▼▼▼
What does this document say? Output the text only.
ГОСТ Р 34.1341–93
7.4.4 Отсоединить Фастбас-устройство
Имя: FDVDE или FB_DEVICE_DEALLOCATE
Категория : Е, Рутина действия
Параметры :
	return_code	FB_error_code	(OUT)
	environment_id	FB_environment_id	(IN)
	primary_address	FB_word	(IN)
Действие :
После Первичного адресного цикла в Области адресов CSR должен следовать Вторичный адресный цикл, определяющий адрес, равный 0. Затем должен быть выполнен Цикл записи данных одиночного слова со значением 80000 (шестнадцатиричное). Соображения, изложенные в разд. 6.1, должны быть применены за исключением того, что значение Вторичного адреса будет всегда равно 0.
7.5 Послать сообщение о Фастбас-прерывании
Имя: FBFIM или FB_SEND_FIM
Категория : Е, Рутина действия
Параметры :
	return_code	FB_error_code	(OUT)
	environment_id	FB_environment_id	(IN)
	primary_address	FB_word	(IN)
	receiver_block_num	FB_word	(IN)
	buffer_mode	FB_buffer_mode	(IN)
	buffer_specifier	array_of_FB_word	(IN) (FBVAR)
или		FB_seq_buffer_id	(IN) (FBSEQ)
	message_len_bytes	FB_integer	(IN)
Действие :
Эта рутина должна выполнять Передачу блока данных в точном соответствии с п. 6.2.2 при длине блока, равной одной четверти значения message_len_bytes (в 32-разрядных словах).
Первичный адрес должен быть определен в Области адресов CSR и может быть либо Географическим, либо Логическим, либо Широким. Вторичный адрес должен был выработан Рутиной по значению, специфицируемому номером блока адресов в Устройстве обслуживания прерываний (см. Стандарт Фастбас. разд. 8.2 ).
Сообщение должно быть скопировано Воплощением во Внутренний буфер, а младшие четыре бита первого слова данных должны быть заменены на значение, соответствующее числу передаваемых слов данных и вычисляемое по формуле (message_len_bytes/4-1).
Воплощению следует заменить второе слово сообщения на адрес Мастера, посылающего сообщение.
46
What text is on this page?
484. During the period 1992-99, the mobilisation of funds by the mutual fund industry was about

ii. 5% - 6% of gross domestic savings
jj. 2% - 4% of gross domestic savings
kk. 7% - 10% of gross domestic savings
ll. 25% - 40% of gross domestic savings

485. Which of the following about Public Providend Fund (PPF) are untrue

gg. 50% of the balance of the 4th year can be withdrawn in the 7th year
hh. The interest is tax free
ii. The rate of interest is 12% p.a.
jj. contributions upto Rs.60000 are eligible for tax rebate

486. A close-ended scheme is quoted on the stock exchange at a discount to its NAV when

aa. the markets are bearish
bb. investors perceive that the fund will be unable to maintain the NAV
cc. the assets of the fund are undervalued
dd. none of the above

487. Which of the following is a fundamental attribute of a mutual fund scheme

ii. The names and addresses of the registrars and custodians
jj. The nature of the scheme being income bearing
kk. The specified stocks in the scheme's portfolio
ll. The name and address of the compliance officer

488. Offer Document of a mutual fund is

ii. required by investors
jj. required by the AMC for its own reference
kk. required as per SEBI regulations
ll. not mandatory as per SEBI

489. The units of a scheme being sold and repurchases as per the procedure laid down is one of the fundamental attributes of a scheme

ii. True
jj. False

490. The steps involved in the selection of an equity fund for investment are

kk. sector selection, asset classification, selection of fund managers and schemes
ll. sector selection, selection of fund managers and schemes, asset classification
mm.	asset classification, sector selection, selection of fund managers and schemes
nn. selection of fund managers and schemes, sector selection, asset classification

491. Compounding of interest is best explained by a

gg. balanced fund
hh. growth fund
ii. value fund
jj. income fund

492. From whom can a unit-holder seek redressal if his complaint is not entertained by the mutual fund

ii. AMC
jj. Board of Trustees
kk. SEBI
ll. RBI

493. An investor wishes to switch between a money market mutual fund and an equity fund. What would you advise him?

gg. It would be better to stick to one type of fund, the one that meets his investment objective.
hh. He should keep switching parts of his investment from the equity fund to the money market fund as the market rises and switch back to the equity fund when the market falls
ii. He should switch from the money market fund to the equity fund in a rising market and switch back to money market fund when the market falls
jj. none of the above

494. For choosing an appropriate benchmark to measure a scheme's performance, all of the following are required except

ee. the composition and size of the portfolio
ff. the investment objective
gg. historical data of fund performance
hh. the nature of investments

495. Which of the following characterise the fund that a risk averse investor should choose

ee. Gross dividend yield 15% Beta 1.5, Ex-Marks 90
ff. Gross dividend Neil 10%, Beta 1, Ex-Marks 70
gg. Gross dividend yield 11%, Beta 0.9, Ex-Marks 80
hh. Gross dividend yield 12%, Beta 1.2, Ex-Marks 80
▲▲▲
:: WHAT THE EXERCISE ASKS ::
All of the data must be returned exactly.

:: FINAL RESULT ::
What does this document say? Output the text only.
ГОСТ Р 34.1341–93
7.4.4 Отсоединить Фастбас-устройство
Имя: FDVDE или FB_DEVICE_DEALLOCATE
Категория : Е, Рутина действия
Параметры :
	return_code	FB_error_code	(OUT)
	environment_id	FB_environment_id	(IN)
	primary_address	FB_word	(IN)
Действие :
После Первичного адресного цикла в Области адресов CSR должен следовать Вторичный адресный цикл, определяющий адрес, равный 0. Затем должен быть выполнен Цикл записи данных одиночного слова со значением 80000 (шестнадцатиричное). Соображения, изложенные в разд. 6.1, должны быть применены за исключением того, что значение Вторичного адреса будет всегда равно 0.
7.5 Послать сообщение о Фастбас-прерывании
Имя: FBFIM или FB_SEND_FIM
Категория : Е, Рутина действия
Параметры :
	return_code	FB_error_code	(OUT)
	environment_id	FB_environment_id	(IN)
	primary_address	FB_word	(IN)
	receiver_block_num	FB_word	(IN)
	buffer_mode	FB_buffer_mode	(IN)
	buffer_specifier	array_of_FB_word	(IN) (FBVAR)
или		FB_seq_buffer_id	(IN) (FBSEQ)
	message_len_bytes	FB_integer	(IN)
Действие :
Эта рутина должна выполнять Передачу блока данных в точном соответствии с п. 6.2.2 при длине блока, равной одной четверти значения message_len_bytes (в 32-разрядных словах).
Первичный адрес должен быть определен в Области адресов CSR и может быть либо Географическим, либо Логическим, либо Широким. Вторичный адрес должен был выработан Рутиной по значению, специфицируемому номером блока адресов в Устройстве обслуживания прерываний (см. Стандарт Фастбас. разд. 8.2 ).
Сообщение должно быть скопировано Воплощением во Внутренний буфер, а младшие четыре бита первого слова данных должны быть заменены на значение, соответствующее числу передаваемых слов данных и вычисляемое по формуле (message_len_bytes/4-1).
Воплощению следует заменить второе слово сообщения на адрес Мастера, посылающего сообщение.
46
What text is on this page?
484. During the period 1992-99, the mobilisation of funds by the mutual fund industry was about

ii. 5% - 6% of gross domestic savings
jj. 2% - 4% of gross domestic savings
kk. 7% - 10% of gross domestic savings
ll. 25% - 40% of gross domestic savings

485. Which of the following about Public Providend Fund (PPF) are untrue

gg. 50% of the balance of the 4th year can be withdrawn in the 7th year
hh. The interest is tax free
ii. The rate of interest is 12% p.a.
jj. contributions upto Rs.60000 are eligible for tax rebate

486. A close-ended scheme is quoted on the stock exchange at a discount to its NAV when

aa. the markets are bearish
bb. investors perceive that the fund will be unable to maintain the NAV
cc. the assets of the fund are undervalued
dd. none of the above

487. Which of the following is a fundamental attribute of a mutual fund scheme

ii. The names and addresses of the registrars and custodians
jj. The nature of the scheme being income bearing
kk. The specified stocks in the scheme's portfolio
ll. The name and address of the compliance officer

488. Offer Document of a mutual fund is

ii. required by investors
jj. required by the AMC for its own reference
kk. required as per SEBI regulations
ll. not mandatory as per SEBI

489. The units of a scheme being sold and repurchases as per the procedure laid down is one of the fundamental attributes of a scheme

ii. True
jj. False

490. The steps involved in the selection of an equity fund for investment are

kk. sector selection, asset classification, selection of fund managers and schemes
ll. sector selection, selection of fund managers and schemes, asset classification
mm.	asset classification, sector selection, selection of fund managers and schemes
nn. selection of fund managers and schemes, sector selection, asset classification

491. Compounding of interest is best explained by a

gg. balanced fund
hh. growth fund
ii. value fund
jj. income fund

492. From whom can a unit-holder seek redressal if his complaint is not entertained by the mutual fund

ii. AMC
jj. Board of Trustees
kk. SEBI
ll. RBI

493. An investor wishes to switch between a money market mutual fund and an equity fund. What would you advise him?

gg. It would be better to stick to one type of fund, the one that meets his investment objective.
hh. He should keep switching parts of his investment from the equity fund to the money market fund as the market rises and switch back to the equity fund when the market falls
ii. He should switch from the money market fund to the equity fund in a rising market and switch back to money market fund when the market falls
jj. none of the above

494. For choosing an appropriate benchmark to measure a scheme's performance, all of the following are required except

ee. the composition and size of the portfolio
ff. the investment objective
gg. historical data of fund performance
hh. the nature of investments

495. Which of the following characterise the fund that a risk averse investor should choose

ee. Gross dividend yield 15% Beta 1.5, Ex-Marks 90
ff. Gross dividend Neil 10%, Beta 1, Ex-Marks 70
gg. Gross dividend yield 11%, Beta 0.9, Ex-Marks 80
hh. Gross dividend yield 12%, Beta 1.2, Ex-Marks 80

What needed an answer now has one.